**TASK STATEMENT**
Please render the lines below as a Markdown table with two columns, Row and Line: number each line in Row, put its text in Line, and leave out any blank lines.

**ITEMS**
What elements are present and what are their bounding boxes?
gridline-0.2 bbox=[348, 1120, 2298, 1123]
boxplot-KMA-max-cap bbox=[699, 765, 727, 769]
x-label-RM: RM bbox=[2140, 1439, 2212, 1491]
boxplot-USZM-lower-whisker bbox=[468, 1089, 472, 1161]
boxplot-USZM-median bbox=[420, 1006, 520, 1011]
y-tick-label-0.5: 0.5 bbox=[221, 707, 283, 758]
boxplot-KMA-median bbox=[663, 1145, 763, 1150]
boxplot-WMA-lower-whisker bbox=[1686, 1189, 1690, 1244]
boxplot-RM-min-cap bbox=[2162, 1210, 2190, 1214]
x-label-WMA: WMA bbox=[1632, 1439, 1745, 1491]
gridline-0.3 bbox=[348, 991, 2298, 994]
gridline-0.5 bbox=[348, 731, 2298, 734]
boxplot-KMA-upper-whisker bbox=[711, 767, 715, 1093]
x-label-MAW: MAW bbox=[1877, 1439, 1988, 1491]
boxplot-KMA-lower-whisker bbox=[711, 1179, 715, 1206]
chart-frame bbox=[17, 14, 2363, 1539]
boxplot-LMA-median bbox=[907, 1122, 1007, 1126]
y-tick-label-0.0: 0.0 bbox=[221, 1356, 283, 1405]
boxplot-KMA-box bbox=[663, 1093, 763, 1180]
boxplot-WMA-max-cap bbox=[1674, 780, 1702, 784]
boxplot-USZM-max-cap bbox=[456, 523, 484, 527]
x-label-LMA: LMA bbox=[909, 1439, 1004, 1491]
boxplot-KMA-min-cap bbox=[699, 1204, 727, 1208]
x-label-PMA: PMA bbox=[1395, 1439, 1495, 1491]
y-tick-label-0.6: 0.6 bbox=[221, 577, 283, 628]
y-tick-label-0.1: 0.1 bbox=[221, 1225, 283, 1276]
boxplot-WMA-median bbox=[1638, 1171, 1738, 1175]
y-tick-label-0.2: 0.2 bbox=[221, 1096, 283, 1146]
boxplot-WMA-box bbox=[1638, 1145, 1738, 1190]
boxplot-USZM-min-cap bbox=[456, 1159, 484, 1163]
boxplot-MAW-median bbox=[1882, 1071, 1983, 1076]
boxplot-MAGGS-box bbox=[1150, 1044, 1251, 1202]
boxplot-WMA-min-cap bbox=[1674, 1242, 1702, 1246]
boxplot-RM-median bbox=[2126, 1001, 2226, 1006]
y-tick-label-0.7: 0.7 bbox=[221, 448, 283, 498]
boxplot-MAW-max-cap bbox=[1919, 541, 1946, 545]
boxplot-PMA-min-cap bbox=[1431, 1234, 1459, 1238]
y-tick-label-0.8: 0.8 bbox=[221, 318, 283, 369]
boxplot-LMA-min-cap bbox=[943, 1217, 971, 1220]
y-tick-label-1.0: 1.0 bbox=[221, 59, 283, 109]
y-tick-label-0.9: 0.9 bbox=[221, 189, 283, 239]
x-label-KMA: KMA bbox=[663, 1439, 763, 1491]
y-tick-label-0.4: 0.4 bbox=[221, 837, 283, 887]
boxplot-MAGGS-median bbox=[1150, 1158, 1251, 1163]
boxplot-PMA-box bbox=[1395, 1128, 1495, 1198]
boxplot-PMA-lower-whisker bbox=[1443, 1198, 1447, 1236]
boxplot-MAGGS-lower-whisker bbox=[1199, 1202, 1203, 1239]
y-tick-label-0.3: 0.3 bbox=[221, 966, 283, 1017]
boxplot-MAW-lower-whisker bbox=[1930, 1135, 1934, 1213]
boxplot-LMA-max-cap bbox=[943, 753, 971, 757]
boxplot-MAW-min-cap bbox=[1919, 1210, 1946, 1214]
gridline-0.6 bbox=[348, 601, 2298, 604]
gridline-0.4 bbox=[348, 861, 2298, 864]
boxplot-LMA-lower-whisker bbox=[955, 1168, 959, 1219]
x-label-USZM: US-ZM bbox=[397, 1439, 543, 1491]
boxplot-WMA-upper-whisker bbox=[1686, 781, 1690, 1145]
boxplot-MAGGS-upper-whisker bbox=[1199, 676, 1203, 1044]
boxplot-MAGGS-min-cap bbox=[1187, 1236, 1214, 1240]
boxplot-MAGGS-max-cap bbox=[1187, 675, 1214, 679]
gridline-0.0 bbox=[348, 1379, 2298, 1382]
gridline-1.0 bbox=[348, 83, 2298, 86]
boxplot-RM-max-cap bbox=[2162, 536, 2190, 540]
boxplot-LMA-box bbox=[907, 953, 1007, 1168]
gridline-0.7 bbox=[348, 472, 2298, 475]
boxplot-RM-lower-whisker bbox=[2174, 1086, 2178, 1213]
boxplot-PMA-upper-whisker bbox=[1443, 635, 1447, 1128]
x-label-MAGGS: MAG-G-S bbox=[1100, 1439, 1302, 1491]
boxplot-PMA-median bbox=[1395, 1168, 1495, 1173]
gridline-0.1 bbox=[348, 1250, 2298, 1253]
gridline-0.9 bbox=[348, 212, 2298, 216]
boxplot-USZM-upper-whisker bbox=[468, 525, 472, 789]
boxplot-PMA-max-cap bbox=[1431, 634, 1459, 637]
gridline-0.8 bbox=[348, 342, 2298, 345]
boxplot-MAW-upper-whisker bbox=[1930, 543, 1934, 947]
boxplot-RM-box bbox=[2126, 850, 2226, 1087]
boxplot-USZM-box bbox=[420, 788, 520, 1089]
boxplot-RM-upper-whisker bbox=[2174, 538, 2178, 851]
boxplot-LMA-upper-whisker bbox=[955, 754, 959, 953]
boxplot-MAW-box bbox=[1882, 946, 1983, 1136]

**OUTPUT FOR THIS TASK**
| Row | Line |
|---|---|
| 1 | What elements are present and what are their bounding boxes? |
| 2 | gridline-0.2 bbox=[348, 1120, 2298, 1123] |
| 3 | boxplot-KMA-max-cap bbox=[699, 765, 727, 769] |
| 4 | x-label-RM: RM bbox=[2140, 1439, 2212, 1491] |
| 5 | boxplot-USZM-lower-whisker bbox=[468, 1089, 472, 1161] |
| 6 | boxplot-USZM-median bbox=[420, 1006, 520, 1011] |
| 7 | y-tick-label-0.5: 0.5 bbox=[221, 707, 283, 758] |
| 8 | boxplot-KMA-median bbox=[663, 1145, 763, 1150] |
| 9 | boxplot-WMA-lower-whisker bbox=[1686, 1189, 1690, 1244] |
| 10 | boxplot-RM-min-cap bbox=[2162, 1210, 2190, 1214] |
| 11 | x-label-WMA: WMA bbox=[1632, 1439, 1745, 1491] |
| 12 | gridline-0.3 bbox=[348, 991, 2298, 994] |
| 13 | gridline-0.5 bbox=[348, 731, 2298, 734] |
| 14 | boxplot-KMA-upper-whisker bbox=[711, 767, 715, 1093] |
| 15 | x-label-MAW: MAW bbox=[1877, 1439, 1988, 1491] |
| 16 | boxplot-KMA-lower-whisker bbox=[711, 1179, 715, 1206] |
| 17 | chart-frame bbox=[17, 14, 2363, 1539] |
| 18 | boxplot-LMA-median bbox=[907, 1122, 1007, 1126] |
| 19 | y-tick-label-0.0: 0.0 bbox=[221, 1356, 283, 1405] |
| 20 | boxplot-KMA-box bbox=[663, 1093, 763, 1180] |
| 21 | boxplot-WMA-max-cap bbox=[1674, 780, 1702, 784] |
| 22 | boxplot-USZM-max-cap bbox=[456, 523, 484, 527] |
| 23 | x-label-LMA: LMA bbox=[909, 1439, 1004, 1491] |
| 24 | boxplot-KMA-min-cap bbox=[699, 1204, 727, 1208] |
| 25 | x-label-PMA: PMA bbox=[1395, 1439, 1495, 1491] |
| 26 | y-tick-label-0.6: 0.6 bbox=[221, 577, 283, 628] |
| 27 | y-tick-label-0.1: 0.1 bbox=[221, 1225, 283, 1276] |
| 28 | boxplot-WMA-median bbox=[1638, 1171, 1738, 1175] |
| 29 | y-tick-label-0.2: 0.2 bbox=[221, 1096, 283, 1146] |
| 30 | boxplot-WMA-box bbox=[1638, 1145, 1738, 1190] |
| 31 | boxplot-USZM-min-cap bbox=[456, 1159, 484, 1163] |
| 32 | boxplot-MAW-median bbox=[1882, 1071, 1983, 1076] |
| 33 | boxplot-MAGGS-box bbox=[1150, 1044, 1251, 1202] |
| 34 | boxplot-WMA-min-cap bbox=[1674, 1242, 1702, 1246] |
| 35 | boxplot-RM-median bbox=[2126, 1001, 2226, 1006] |
| 36 | y-tick-label-0.7: 0.7 bbox=[221, 448, 283, 498] |
| 37 | boxplot-MAW-max-cap bbox=[1919, 541, 1946, 545] |
| 38 | boxplot-PMA-min-cap bbox=[1431, 1234, 1459, 1238] |
| 39 | y-tick-label-0.8: 0.8 bbox=[221, 318, 283, 369] |
| 40 | boxplot-LMA-min-cap bbox=[943, 1217, 971, 1220] |
| 41 | y-tick-label-1.0: 1.0 bbox=[221, 59, 283, 109] |
| 42 | y-tick-label-0.9: 0.9 bbox=[221, 189, 283, 239] |
| 43 | x-label-KMA: KMA bbox=[663, 1439, 763, 1491] |
| 44 | y-tick-label-0.4: 0.4 bbox=[221, 837, 283, 887] |
| 45 | boxplot-MAGGS-median bbox=[1150, 1158, 1251, 1163] |
| 46 | boxplot-PMA-box bbox=[1395, 1128, 1495, 1198] |
| 47 | boxplot-PMA-lower-whisker bbox=[1443, 1198, 1447, 1236] |
| 48 | boxplot-MAGGS-lower-whisker bbox=[1199, 1202, 1203, 1239] |
| 49 | y-tick-label-0.3: 0.3 bbox=[221, 966, 283, 1017] |
| 50 | boxplot-MAW-lower-whisker bbox=[1930, 1135, 1934, 1213] |
| 51 | boxplot-LMA-max-cap bbox=[943, 753, 971, 757] |
| 52 | boxplot-MAW-min-cap bbox=[1919, 1210, 1946, 1214] |
| 53 | gridline-0.6 bbox=[348, 601, 2298, 604] |
| 54 | gridline-0.4 bbox=[348, 861, 2298, 864] |
| 55 | boxplot-LMA-lower-whisker bbox=[955, 1168, 959, 1219] |
| 56 | x-label-USZM: US-ZM bbox=[397, 1439, 543, 1491] |
| 57 | boxplot-WMA-upper-whisker bbox=[1686, 781, 1690, 1145] |
| 58 | boxplot-MAGGS-upper-whisker bbox=[1199, 676, 1203, 1044] |
| 59 | boxplot-MAGGS-min-cap bbox=[1187, 1236, 1214, 1240] |
| 60 | boxplot-MAGGS-max-cap bbox=[1187, 675, 1214, 679] |
| 61 | gridline-0.0 bbox=[348, 1379, 2298, 1382] |
| 62 | gridline-1.0 bbox=[348, 83, 2298, 86] |
| 63 | boxplot-RM-max-cap bbox=[2162, 536, 2190, 540] |
| 64 | boxplot-LMA-box bbox=[907, 953, 1007, 1168] |
| 65 | gridline-0.7 bbox=[348, 472, 2298, 475] |
| 66 | boxplot-RM-lower-whisker bbox=[2174, 1086, 2178, 1213] |
| 67 | boxplot-PMA-upper-whisker bbox=[1443, 635, 1447, 1128] |
| 68 | x-label-MAGGS: MAG-G-S bbox=[1100, 1439, 1302, 1491] |
| 69 | boxplot-PMA-median bbox=[1395, 1168, 1495, 1173] |
| 70 | gridline-0.1 bbox=[348, 1250, 2298, 1253] |
| 71 | gridline-0.9 bbox=[348, 212, 2298, 216] |
| 72 | boxplot-USZM-upper-whisker bbox=[468, 525, 472, 789] |
| 73 | boxplot-PMA-max-cap bbox=[1431, 634, 1459, 637] |
| 74 | gridline-0.8 bbox=[348, 342, 2298, 345] |
| 75 | boxplot-MAW-upper-whisker bbox=[1930, 543, 1934, 947] |
| 76 | boxplot-RM-box bbox=[2126, 850, 2226, 1087] |
| 77 | boxplot-USZM-box bbox=[420, 788, 520, 1089] |
| 78 | boxplot-RM-upper-whisker bbox=[2174, 538, 2178, 851] |
| 79 | boxplot-LMA-upper-whisker bbox=[955, 754, 959, 953] |
| 80 | boxplot-MAW-box bbox=[1882, 946, 1983, 1136] |